▶ _What is being asked_: Check every line below for the word "január" and copy the ones that have it.

(Records from a data source)
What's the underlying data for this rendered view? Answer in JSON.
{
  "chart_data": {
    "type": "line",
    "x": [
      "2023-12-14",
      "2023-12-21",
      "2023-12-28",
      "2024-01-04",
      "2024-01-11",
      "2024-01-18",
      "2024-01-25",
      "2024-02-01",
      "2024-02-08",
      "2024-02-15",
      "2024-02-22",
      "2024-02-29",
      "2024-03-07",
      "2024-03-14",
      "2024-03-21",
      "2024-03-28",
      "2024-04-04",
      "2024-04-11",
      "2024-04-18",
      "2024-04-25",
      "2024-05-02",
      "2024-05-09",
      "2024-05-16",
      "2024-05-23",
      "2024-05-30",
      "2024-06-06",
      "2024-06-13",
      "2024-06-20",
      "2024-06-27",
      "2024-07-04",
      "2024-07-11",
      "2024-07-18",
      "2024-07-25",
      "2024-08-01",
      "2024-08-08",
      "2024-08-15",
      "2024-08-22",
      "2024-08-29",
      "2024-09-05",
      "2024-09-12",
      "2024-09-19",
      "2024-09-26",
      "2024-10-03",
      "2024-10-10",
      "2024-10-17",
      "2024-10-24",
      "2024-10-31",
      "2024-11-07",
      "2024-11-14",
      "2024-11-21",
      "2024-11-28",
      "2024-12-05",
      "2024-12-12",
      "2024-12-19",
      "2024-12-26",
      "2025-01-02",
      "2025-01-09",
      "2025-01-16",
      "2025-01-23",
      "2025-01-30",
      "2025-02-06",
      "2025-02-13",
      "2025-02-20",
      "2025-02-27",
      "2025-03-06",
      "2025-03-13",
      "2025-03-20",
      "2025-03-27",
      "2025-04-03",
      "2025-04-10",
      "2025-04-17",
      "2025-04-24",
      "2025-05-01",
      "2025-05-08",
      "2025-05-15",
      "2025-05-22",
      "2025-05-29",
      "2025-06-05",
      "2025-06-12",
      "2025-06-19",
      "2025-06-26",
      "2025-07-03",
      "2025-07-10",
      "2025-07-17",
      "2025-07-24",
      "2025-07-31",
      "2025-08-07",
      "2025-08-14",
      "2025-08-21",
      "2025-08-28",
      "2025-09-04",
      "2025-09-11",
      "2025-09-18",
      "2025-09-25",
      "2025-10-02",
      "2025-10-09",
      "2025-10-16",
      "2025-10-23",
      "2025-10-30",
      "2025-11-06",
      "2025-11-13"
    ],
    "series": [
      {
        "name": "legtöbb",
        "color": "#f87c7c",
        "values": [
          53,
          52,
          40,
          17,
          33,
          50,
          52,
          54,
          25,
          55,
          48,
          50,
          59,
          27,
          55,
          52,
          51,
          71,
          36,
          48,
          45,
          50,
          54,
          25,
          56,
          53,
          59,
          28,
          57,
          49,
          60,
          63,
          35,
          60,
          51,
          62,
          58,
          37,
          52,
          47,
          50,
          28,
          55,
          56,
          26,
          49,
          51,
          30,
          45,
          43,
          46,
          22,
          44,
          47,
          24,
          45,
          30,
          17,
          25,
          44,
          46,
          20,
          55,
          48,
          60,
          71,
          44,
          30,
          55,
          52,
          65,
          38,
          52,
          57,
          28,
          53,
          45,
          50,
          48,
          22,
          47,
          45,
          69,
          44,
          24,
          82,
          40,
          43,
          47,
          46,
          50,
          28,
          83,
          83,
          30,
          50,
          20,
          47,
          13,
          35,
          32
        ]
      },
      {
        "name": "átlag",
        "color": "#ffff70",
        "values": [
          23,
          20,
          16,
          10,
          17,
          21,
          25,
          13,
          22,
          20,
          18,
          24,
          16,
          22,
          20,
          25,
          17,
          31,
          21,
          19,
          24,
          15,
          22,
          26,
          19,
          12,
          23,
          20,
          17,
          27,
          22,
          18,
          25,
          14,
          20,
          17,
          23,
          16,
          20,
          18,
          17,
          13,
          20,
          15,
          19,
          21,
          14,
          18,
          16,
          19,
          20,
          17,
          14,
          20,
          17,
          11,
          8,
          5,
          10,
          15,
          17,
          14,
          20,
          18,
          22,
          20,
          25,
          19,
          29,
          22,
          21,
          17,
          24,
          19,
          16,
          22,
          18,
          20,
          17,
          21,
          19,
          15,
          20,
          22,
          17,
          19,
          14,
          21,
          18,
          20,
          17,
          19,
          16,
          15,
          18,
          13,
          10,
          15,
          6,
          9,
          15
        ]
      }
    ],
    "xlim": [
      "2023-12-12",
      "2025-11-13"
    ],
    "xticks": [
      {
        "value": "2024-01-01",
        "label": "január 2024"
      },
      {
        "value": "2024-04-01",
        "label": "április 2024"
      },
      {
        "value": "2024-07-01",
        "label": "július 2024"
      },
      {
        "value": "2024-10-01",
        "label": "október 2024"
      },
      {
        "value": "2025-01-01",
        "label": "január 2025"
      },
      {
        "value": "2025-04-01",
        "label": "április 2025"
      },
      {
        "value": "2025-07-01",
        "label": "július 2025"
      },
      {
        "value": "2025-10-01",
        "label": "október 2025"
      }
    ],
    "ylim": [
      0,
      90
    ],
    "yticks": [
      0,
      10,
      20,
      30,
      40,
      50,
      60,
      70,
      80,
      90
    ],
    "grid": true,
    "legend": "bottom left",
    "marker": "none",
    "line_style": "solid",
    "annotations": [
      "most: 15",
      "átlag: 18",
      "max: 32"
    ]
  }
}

▶ _Solution for this task_:
        "label": "január 2024"
        "label": "január 2025"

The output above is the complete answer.